Dataset entries:
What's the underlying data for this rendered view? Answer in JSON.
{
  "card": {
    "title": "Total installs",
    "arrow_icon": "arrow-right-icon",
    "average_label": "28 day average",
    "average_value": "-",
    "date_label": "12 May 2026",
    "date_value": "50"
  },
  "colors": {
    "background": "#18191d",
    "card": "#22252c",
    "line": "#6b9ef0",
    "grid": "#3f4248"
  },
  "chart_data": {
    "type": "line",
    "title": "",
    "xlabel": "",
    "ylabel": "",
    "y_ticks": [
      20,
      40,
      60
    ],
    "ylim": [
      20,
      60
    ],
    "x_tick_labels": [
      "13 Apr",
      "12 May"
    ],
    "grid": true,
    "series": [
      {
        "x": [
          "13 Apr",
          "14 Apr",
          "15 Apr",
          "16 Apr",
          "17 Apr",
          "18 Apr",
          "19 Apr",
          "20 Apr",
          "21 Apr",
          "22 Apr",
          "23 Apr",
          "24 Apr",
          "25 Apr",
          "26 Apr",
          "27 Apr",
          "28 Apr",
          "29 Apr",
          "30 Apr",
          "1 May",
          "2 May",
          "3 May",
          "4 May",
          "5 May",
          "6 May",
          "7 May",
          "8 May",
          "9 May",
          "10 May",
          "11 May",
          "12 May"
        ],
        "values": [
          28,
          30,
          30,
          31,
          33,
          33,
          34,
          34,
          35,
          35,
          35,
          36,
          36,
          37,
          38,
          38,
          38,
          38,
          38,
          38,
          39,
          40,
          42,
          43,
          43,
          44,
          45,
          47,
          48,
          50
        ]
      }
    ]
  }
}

What this task involves: Write out the listing once more, matching it exactly.

Completed exercise:
What's the underlying data for this rendered view? Answer in JSON.
{
  "card": {
    "title": "Total installs",
    "arrow_icon": "arrow-right-icon",
    "average_label": "28 day average",
    "average_value": "-",
    "date_label": "12 May 2026",
    "date_value": "50"
  },
  "colors": {
    "background": "#18191d",
    "card": "#22252c",
    "line": "#6b9ef0",
    "grid": "#3f4248"
  },
  "chart_data": {
    "type": "line",
    "title": "",
    "xlabel": "",
    "ylabel": "",
    "y_ticks": [
      20,
      40,
      60
    ],
    "ylim": [
      20,
      60
    ],
    "x_tick_labels": [
      "13 Apr",
      "12 May"
    ],
    "grid": true,
    "series": [
      {
        "x": [
          "13 Apr",
          "14 Apr",
          "15 Apr",
          "16 Apr",
          "17 Apr",
          "18 Apr",
          "19 Apr",
          "20 Apr",
          "21 Apr",
          "22 Apr",
          "23 Apr",
          "24 Apr",
          "25 Apr",
          "26 Apr",
          "27 Apr",
          "28 Apr",
          "29 Apr",
          "30 Apr",
          "1 May",
          "2 May",
          "3 May",
          "4 May",
          "5 May",
          "6 May",
          "7 May",
          "8 May",
          "9 May",
          "10 May",
          "11 May",
          "12 May"
        ],
        "values": [
          28,
          30,
          30,
          31,
          33,
          33,
          34,
          34,
          35,
          35,
          35,
          36,
          36,
          37,
          38,
          38,
          38,
          38,
          38,
          38,
          39,
          40,
          42,
          43,
          43,
          44,
          45,
          47,
          48,
          50
        ]
      }
    ]
  }
}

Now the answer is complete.